- **Task statement**
Go through the lines below and copy each one that holds the string "보유지분".

- **Records to use**
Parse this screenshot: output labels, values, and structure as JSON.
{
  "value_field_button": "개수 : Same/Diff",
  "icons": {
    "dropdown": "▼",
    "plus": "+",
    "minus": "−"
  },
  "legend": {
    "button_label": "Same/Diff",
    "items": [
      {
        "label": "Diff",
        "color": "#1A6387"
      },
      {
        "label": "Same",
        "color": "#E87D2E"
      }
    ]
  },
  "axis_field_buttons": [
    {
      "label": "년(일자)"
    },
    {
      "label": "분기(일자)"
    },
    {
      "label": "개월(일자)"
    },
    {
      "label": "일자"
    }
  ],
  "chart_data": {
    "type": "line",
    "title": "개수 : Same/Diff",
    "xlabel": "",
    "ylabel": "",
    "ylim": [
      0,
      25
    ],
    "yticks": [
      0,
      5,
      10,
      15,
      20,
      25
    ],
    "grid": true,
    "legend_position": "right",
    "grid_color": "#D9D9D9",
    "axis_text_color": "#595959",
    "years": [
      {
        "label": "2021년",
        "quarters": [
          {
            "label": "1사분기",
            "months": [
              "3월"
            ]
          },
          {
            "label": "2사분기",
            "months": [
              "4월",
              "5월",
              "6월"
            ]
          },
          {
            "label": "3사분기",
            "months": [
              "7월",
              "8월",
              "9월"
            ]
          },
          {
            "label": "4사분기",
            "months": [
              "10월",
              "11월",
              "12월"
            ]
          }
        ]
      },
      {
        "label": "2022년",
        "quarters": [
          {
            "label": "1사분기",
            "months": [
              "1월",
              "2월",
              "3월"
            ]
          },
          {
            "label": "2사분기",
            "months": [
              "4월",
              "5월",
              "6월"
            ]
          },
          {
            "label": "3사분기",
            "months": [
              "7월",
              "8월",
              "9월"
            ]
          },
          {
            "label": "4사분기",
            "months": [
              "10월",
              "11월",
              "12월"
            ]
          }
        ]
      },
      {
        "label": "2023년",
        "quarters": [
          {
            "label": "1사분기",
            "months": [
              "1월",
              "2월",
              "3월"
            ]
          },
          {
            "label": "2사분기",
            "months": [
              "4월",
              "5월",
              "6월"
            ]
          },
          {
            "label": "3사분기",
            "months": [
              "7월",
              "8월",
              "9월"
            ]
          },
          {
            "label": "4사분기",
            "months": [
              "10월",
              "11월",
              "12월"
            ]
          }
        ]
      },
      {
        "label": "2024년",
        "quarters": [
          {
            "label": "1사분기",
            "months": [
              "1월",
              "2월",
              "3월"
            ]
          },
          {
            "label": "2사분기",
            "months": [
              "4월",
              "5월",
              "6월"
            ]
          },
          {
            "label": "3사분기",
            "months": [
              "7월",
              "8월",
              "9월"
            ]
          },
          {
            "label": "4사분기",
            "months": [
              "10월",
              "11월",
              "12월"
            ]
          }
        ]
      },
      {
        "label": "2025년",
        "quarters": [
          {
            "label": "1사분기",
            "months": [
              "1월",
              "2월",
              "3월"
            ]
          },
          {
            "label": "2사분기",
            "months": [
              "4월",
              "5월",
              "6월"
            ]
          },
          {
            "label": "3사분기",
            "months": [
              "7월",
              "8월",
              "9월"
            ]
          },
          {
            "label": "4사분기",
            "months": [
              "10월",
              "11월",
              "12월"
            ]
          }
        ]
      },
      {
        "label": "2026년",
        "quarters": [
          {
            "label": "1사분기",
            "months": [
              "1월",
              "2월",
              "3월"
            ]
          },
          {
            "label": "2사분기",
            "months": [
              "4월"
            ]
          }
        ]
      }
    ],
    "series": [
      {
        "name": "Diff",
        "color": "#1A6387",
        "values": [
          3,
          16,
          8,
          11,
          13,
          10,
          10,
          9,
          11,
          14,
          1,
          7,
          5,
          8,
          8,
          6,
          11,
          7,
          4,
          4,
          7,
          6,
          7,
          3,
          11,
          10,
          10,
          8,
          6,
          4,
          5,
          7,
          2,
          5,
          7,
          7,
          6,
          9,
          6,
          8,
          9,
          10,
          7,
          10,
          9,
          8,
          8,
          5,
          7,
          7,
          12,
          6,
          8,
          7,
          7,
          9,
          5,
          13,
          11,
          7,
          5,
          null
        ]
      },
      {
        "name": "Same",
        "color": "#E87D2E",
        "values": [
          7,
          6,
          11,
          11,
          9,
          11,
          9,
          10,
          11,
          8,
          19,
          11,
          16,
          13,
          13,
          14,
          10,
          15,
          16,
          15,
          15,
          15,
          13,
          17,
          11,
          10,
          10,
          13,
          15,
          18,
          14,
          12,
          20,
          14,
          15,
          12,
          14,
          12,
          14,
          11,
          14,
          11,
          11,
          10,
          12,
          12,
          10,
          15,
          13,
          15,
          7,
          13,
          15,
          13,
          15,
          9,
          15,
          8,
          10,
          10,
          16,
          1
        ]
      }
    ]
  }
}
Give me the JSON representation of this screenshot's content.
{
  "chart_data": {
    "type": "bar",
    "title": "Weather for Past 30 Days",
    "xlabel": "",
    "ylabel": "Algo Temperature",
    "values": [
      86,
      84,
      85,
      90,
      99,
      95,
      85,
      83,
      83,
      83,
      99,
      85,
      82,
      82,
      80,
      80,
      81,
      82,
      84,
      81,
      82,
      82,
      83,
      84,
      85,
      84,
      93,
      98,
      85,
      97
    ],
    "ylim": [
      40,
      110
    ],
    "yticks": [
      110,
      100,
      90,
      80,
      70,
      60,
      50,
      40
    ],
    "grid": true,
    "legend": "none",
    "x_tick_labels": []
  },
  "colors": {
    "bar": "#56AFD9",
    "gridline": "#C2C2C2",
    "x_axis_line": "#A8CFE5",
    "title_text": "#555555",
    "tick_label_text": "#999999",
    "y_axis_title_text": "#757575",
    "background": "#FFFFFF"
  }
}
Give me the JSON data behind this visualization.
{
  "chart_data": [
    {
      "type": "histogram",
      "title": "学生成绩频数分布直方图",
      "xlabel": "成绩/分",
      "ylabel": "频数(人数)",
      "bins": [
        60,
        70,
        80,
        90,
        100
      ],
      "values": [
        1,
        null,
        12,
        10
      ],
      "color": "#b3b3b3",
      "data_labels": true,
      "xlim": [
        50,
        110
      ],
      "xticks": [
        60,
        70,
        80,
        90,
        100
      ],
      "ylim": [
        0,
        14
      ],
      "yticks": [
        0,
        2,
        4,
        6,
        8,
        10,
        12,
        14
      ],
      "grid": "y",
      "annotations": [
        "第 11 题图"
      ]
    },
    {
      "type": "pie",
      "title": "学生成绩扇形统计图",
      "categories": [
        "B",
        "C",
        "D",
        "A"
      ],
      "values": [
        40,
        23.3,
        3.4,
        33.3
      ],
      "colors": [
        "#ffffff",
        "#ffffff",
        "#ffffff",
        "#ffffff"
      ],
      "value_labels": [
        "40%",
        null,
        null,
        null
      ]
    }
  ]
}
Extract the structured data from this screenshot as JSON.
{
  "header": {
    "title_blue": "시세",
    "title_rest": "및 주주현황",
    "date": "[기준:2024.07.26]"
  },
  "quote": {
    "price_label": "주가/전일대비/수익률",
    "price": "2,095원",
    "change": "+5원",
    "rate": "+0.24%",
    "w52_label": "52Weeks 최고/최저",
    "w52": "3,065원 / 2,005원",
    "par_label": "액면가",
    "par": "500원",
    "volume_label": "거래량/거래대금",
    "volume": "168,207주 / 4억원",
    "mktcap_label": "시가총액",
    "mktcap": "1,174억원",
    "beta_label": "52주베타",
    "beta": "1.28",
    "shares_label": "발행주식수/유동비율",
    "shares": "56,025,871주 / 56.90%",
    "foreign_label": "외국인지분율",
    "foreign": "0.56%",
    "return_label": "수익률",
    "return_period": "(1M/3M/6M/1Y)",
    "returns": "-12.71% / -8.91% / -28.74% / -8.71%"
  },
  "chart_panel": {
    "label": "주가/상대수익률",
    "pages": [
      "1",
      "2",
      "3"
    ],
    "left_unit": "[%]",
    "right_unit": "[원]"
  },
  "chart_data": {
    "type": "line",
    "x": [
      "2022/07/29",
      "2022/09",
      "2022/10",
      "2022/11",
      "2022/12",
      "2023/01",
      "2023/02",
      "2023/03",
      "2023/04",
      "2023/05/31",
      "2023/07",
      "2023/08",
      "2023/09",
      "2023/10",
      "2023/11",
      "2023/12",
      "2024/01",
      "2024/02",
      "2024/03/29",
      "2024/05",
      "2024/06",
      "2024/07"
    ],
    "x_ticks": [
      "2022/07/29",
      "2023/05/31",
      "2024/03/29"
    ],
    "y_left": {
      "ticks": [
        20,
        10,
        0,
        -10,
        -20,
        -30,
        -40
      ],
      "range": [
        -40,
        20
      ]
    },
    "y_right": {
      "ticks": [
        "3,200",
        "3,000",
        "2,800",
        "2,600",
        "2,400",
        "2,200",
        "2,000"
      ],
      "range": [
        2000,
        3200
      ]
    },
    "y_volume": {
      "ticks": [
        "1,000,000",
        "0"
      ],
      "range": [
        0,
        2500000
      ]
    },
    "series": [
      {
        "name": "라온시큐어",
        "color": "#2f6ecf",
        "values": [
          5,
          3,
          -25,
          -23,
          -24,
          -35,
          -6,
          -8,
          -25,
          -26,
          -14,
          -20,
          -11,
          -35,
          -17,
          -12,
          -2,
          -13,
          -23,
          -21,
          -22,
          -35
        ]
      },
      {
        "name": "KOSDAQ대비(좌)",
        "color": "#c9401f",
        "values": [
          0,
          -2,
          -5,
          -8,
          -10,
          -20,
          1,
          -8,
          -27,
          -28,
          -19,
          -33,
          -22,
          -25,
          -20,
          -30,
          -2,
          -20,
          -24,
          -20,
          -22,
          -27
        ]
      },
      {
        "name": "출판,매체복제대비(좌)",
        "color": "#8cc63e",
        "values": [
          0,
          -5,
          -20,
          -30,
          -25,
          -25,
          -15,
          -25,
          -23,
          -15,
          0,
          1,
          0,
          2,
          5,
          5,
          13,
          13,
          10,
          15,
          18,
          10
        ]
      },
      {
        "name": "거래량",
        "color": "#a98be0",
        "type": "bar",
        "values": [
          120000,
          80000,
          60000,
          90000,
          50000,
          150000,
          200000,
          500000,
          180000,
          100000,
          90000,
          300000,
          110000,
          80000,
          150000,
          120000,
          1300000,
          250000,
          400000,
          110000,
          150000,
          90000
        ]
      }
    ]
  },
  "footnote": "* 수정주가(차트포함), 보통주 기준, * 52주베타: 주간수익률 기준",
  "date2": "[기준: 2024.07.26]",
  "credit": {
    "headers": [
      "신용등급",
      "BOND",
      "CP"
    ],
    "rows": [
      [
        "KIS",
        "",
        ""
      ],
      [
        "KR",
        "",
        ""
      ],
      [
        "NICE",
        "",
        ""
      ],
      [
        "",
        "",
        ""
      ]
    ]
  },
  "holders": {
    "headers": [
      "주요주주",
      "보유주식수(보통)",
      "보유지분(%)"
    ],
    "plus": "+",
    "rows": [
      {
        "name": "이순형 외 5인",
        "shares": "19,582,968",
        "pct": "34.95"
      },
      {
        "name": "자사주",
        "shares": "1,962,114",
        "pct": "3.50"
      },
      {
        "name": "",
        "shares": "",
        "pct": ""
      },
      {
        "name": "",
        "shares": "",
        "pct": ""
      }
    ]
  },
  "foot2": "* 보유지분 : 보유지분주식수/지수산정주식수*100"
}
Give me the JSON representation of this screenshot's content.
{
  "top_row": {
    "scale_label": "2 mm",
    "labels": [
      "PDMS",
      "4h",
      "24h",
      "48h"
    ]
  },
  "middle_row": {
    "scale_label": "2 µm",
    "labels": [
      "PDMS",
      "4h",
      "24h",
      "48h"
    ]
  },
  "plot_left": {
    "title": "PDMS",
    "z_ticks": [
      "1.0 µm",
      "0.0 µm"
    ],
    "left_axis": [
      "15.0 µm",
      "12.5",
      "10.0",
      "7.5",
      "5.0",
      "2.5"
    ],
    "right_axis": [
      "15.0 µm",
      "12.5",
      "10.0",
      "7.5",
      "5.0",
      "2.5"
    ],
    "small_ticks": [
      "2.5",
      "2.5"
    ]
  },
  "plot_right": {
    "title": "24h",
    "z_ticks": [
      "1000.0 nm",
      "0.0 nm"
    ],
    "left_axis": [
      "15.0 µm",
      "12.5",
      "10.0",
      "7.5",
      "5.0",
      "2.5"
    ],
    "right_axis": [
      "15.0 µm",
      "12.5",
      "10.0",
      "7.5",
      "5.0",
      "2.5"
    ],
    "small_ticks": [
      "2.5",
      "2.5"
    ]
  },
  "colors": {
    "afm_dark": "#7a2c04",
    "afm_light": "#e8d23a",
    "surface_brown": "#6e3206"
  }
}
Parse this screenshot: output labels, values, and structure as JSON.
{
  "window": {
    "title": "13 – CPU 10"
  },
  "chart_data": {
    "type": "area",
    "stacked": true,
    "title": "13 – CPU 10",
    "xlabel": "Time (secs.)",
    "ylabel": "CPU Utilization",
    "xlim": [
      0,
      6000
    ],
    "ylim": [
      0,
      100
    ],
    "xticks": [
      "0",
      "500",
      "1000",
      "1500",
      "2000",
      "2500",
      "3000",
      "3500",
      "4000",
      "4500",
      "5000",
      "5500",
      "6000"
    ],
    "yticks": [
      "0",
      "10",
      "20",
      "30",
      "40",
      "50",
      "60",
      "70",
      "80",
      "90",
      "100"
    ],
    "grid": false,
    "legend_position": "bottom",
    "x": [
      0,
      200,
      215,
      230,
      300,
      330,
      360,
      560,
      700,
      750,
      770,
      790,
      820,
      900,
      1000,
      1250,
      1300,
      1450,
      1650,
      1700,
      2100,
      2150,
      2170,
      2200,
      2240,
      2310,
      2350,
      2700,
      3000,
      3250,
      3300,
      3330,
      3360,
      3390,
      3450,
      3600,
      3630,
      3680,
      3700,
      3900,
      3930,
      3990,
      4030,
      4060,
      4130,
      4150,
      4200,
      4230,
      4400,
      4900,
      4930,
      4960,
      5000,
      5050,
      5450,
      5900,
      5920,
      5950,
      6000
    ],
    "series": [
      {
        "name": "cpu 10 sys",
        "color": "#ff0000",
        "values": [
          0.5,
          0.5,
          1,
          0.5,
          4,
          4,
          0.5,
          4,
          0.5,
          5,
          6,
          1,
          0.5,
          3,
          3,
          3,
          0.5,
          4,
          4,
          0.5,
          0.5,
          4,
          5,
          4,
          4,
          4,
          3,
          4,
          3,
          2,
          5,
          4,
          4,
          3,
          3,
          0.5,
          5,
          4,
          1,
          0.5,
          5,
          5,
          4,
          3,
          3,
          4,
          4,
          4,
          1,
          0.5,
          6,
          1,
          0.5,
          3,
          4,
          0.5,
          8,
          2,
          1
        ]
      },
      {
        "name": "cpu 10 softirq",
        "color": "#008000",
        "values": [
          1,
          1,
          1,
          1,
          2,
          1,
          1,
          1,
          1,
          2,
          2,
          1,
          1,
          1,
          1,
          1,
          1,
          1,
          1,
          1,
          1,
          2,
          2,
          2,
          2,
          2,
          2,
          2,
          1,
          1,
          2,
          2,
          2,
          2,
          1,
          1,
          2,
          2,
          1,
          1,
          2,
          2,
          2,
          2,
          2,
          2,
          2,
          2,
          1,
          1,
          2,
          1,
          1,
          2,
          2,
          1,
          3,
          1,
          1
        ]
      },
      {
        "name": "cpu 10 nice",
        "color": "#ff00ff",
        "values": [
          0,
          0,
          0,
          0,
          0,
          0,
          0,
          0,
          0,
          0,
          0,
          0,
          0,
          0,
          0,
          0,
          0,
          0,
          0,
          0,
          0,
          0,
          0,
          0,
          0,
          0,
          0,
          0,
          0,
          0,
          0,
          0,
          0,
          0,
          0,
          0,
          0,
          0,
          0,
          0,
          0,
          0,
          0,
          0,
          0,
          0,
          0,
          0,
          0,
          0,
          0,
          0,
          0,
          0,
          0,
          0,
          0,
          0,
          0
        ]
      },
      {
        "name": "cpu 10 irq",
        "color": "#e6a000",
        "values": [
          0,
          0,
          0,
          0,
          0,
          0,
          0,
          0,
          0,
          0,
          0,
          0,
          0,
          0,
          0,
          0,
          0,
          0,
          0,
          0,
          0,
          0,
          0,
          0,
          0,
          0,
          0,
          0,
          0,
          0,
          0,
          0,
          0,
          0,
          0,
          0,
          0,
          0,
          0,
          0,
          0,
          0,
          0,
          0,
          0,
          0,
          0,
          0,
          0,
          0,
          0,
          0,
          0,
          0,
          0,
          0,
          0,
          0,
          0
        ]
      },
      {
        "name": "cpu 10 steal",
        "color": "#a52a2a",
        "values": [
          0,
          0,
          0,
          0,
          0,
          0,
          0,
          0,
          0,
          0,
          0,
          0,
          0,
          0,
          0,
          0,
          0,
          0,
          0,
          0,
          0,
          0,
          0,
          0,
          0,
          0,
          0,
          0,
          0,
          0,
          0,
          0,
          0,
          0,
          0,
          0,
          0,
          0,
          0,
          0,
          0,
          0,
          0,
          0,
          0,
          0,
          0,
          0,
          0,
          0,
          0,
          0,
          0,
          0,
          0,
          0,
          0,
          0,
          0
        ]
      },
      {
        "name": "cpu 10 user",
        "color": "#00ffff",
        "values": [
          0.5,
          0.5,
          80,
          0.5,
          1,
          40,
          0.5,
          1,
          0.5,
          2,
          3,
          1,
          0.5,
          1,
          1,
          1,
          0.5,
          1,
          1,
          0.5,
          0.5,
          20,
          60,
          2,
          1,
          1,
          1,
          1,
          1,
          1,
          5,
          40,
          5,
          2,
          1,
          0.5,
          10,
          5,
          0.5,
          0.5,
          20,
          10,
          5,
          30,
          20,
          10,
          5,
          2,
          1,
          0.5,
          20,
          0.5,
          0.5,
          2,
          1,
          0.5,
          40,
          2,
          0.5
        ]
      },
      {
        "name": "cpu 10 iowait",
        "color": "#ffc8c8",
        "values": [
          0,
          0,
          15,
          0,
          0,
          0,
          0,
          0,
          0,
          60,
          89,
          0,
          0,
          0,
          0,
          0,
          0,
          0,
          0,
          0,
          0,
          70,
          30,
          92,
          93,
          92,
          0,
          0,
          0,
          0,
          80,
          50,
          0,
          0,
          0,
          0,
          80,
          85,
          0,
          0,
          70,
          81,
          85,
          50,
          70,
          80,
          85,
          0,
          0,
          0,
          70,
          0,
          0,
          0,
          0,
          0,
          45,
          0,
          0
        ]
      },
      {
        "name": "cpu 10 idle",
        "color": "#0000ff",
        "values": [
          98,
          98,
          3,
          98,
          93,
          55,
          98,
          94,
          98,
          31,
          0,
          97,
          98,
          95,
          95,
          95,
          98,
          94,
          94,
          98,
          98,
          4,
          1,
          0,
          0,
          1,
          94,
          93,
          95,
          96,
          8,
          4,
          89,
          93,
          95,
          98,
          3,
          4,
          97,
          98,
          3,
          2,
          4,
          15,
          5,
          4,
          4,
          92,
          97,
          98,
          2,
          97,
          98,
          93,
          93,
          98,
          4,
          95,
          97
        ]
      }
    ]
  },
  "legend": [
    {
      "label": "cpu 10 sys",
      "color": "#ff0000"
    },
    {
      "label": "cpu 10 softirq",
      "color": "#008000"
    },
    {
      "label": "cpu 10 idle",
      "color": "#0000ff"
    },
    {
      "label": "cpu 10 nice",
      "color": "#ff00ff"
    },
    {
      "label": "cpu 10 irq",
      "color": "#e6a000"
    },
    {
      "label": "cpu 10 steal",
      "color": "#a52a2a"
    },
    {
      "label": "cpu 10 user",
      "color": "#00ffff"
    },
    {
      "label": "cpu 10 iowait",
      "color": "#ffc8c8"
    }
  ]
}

- **Result for this exercise**
      "보유지분(%)"
  "foot2": "* 보유지분 : 보유지분주식수/지수산정주식수*100"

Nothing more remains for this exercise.